SHORT PROBLEM:
Search the data below for the word "this" and copy each line that holds it.

(Figure dataset records)
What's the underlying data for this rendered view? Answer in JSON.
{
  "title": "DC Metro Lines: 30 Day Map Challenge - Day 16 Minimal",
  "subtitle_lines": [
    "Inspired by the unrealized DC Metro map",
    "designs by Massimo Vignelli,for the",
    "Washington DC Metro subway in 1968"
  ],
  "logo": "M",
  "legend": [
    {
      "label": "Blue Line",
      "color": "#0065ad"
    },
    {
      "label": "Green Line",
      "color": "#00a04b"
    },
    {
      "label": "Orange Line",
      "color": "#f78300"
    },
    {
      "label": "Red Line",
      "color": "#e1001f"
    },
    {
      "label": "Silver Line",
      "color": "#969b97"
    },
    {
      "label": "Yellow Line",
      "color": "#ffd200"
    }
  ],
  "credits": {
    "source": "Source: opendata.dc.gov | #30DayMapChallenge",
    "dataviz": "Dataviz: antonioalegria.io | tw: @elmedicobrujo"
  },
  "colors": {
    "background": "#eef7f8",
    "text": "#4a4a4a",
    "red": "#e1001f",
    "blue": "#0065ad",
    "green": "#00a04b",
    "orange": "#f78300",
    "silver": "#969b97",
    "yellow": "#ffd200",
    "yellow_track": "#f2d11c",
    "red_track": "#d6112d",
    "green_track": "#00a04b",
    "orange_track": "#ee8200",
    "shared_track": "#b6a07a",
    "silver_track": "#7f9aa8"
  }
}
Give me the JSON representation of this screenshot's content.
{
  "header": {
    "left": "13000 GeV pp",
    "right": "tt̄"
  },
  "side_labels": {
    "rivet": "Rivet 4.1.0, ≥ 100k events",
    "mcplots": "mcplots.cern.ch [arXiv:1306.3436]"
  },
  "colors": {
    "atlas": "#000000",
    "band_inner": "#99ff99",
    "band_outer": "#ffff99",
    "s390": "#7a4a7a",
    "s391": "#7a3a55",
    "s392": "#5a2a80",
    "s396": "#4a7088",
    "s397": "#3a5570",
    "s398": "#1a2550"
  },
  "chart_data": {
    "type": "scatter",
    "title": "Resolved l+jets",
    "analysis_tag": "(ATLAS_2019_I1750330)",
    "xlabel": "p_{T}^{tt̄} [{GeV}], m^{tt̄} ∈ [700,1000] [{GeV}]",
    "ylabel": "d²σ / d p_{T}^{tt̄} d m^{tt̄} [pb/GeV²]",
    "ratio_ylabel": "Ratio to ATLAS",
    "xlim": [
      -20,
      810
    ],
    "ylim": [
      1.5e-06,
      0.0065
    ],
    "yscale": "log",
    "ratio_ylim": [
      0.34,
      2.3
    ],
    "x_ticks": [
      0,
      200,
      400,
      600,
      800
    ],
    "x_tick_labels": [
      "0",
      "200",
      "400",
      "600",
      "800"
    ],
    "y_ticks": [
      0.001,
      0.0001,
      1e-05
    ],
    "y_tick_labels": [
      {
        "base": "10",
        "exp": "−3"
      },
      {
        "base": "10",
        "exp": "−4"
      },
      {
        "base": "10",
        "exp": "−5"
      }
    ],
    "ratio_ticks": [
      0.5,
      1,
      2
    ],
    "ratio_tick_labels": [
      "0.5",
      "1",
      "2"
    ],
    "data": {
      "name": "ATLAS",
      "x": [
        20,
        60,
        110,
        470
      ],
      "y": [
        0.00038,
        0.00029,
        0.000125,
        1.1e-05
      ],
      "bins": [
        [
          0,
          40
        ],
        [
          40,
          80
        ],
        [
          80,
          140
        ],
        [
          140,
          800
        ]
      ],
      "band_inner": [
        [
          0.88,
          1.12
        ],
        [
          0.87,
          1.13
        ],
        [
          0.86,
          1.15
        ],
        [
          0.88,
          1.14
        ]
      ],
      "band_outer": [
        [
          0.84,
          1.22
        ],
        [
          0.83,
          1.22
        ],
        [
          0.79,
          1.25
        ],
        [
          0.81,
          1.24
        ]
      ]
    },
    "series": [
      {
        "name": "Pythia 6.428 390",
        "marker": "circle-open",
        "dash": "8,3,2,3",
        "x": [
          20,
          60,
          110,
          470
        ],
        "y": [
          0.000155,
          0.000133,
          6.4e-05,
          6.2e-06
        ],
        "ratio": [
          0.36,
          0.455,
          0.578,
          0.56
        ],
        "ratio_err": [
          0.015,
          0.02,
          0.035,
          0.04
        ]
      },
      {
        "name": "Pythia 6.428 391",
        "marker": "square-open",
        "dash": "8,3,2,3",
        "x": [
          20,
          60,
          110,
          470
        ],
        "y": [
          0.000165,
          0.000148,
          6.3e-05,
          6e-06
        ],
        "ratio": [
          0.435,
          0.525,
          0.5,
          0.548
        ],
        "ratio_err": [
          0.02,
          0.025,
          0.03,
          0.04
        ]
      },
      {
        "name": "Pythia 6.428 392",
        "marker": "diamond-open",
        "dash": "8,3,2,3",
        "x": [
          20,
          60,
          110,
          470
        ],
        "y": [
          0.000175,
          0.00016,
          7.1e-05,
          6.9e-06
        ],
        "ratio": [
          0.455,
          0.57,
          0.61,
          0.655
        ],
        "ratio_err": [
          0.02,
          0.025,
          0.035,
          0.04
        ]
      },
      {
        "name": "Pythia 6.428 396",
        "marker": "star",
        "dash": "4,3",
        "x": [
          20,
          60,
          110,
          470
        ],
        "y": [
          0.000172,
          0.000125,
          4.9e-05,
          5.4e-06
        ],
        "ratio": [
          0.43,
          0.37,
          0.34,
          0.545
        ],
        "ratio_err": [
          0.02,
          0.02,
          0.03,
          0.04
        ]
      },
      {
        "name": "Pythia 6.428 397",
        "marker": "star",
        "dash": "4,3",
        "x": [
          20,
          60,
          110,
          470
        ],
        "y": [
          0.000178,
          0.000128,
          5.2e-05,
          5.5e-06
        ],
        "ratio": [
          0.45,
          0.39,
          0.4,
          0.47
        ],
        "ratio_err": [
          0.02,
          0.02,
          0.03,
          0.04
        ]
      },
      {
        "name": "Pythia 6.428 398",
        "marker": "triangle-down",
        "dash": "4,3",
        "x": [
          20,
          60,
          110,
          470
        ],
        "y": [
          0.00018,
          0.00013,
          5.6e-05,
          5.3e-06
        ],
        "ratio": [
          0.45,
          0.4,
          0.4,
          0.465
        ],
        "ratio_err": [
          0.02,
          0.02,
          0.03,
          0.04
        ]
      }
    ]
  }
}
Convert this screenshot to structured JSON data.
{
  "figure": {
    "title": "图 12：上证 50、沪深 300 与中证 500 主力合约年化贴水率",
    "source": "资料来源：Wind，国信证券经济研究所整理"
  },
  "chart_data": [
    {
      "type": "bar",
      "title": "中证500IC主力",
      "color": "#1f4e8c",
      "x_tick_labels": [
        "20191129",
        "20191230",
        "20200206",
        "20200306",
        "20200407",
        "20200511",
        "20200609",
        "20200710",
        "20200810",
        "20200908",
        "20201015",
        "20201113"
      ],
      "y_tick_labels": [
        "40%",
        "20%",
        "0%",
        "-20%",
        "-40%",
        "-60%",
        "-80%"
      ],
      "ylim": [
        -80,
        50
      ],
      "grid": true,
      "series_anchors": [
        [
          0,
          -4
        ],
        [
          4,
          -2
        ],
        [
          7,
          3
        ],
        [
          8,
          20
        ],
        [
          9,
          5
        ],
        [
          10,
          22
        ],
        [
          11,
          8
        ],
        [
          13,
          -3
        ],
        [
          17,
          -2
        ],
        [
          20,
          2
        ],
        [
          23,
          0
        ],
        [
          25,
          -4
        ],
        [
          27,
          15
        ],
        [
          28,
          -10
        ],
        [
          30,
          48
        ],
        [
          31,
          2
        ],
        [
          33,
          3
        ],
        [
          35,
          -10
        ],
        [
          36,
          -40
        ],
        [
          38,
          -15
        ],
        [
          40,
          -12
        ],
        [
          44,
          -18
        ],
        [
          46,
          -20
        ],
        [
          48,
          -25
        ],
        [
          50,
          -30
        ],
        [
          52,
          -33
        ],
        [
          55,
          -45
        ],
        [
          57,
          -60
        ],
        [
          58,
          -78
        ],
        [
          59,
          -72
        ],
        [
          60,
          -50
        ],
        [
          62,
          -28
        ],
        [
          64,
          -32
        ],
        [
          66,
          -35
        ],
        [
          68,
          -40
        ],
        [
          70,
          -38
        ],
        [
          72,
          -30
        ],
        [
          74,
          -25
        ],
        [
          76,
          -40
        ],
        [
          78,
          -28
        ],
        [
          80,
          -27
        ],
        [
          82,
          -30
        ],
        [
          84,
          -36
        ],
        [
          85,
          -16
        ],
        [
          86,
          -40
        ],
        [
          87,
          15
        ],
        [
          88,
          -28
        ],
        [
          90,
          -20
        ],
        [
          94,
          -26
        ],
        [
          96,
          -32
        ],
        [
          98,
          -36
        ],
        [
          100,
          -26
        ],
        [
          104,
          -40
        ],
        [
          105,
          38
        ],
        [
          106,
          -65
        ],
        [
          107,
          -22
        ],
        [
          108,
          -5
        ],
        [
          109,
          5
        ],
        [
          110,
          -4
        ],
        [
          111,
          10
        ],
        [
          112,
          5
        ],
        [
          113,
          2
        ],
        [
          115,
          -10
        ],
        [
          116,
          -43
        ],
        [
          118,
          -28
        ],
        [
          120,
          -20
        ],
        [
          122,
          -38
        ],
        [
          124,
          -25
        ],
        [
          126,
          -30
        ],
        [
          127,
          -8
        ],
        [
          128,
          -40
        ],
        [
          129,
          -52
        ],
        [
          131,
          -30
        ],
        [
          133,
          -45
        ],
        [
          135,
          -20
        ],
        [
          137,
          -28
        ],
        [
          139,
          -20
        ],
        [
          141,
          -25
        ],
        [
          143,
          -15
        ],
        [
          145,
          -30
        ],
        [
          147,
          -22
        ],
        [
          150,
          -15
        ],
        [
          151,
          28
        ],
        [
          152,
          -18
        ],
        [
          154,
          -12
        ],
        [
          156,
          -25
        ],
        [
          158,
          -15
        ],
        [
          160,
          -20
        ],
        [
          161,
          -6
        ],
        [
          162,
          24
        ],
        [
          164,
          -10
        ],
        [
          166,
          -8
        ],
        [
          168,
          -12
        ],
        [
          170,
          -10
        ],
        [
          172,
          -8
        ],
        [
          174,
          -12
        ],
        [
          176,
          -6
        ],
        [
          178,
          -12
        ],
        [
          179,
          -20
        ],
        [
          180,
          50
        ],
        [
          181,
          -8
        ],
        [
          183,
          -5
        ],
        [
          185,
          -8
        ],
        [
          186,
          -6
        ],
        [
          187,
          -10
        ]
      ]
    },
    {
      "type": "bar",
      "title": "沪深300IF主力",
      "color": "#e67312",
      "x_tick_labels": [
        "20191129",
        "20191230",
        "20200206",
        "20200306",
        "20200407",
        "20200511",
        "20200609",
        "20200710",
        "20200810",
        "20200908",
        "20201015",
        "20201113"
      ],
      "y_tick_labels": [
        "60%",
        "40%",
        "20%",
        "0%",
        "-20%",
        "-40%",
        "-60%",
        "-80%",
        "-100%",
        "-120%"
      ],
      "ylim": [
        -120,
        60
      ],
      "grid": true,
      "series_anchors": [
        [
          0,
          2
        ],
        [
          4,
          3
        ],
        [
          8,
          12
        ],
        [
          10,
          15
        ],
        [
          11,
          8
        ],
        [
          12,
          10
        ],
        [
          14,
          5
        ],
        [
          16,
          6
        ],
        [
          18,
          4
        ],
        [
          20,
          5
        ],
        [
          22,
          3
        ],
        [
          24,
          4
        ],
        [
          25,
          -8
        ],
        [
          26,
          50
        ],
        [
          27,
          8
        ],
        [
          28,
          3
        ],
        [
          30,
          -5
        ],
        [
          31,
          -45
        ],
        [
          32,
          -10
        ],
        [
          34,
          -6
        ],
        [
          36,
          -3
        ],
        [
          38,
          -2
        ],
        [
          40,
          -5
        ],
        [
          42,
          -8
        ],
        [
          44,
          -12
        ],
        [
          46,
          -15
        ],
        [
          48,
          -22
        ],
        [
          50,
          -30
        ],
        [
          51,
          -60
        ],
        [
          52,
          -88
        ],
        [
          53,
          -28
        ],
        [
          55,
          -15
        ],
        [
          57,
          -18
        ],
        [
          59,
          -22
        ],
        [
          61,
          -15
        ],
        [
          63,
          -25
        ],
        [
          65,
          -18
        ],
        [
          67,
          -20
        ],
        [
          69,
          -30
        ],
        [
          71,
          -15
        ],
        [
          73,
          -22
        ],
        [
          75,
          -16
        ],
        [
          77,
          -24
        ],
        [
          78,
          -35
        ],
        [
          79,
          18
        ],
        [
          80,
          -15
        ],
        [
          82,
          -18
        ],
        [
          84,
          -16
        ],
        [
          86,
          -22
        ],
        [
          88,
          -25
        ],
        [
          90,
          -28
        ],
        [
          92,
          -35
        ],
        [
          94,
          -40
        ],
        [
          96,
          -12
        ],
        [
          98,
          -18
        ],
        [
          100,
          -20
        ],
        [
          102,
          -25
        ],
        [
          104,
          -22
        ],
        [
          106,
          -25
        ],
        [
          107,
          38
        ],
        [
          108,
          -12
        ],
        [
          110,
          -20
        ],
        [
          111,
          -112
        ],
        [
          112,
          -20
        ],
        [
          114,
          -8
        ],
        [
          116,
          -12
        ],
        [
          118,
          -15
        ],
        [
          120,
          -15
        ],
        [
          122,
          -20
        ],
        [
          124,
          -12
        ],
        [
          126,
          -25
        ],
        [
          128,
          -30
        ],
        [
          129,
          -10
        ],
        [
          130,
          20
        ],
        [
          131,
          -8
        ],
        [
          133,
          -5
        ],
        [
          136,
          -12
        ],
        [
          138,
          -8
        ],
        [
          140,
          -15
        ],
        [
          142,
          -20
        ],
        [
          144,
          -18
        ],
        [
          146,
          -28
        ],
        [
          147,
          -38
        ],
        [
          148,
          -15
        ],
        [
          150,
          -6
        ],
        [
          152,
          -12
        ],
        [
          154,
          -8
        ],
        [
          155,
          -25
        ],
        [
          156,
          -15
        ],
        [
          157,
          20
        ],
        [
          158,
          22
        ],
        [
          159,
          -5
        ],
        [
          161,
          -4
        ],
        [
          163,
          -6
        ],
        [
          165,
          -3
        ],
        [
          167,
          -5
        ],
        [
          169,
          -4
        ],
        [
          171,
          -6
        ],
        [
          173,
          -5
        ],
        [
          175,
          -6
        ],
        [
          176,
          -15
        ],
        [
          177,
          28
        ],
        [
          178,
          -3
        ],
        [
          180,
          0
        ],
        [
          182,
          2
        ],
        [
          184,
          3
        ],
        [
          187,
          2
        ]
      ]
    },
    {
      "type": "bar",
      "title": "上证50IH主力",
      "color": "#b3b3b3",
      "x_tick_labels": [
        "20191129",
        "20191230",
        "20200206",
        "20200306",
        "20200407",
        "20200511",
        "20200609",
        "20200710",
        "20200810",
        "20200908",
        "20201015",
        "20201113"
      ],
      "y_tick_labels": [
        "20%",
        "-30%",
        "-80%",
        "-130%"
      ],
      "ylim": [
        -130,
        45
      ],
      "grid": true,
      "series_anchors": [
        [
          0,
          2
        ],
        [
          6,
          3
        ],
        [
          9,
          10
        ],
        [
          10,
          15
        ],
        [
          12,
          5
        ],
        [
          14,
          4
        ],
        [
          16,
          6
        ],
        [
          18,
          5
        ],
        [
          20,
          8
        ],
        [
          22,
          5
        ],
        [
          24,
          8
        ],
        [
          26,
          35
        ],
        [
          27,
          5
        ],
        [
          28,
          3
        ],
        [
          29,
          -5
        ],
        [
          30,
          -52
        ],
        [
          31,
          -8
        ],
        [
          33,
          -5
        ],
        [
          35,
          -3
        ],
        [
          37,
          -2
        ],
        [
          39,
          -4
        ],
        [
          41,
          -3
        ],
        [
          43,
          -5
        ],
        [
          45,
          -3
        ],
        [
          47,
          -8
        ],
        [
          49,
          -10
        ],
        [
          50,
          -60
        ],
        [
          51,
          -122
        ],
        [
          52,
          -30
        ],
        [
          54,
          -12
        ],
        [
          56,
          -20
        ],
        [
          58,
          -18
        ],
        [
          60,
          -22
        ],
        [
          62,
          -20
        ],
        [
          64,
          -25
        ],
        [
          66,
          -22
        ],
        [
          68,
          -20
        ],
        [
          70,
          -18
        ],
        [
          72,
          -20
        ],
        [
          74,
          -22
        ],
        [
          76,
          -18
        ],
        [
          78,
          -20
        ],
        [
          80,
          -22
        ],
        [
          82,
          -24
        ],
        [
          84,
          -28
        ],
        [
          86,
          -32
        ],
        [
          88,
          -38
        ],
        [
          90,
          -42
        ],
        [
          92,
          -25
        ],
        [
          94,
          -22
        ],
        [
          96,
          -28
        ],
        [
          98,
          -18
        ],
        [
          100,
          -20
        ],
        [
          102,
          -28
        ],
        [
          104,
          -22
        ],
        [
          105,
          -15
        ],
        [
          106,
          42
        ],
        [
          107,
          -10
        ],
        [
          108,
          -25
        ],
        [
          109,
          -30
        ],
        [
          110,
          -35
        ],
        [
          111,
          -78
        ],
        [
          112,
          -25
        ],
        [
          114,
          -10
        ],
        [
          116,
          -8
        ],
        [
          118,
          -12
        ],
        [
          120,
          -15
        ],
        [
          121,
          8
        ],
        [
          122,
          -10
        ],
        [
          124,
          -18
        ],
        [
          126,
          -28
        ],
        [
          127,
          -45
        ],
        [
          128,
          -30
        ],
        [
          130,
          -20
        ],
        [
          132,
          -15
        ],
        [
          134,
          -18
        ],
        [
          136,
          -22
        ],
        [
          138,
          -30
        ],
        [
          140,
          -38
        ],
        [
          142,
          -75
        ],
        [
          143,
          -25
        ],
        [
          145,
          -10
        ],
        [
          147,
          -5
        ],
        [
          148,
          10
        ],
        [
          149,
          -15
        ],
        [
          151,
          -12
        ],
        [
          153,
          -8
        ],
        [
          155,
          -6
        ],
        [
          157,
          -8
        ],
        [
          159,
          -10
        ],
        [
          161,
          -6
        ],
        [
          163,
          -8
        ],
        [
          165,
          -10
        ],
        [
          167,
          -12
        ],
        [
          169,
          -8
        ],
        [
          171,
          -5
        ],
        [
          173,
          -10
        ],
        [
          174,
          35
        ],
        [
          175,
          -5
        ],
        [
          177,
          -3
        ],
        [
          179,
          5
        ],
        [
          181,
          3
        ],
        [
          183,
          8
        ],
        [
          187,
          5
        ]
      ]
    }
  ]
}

REPLY:
What's the underlying data for this rendered view? Answer in JSON.
Give me the JSON representation of this screenshot's content.
Convert this screenshot to structured JSON data.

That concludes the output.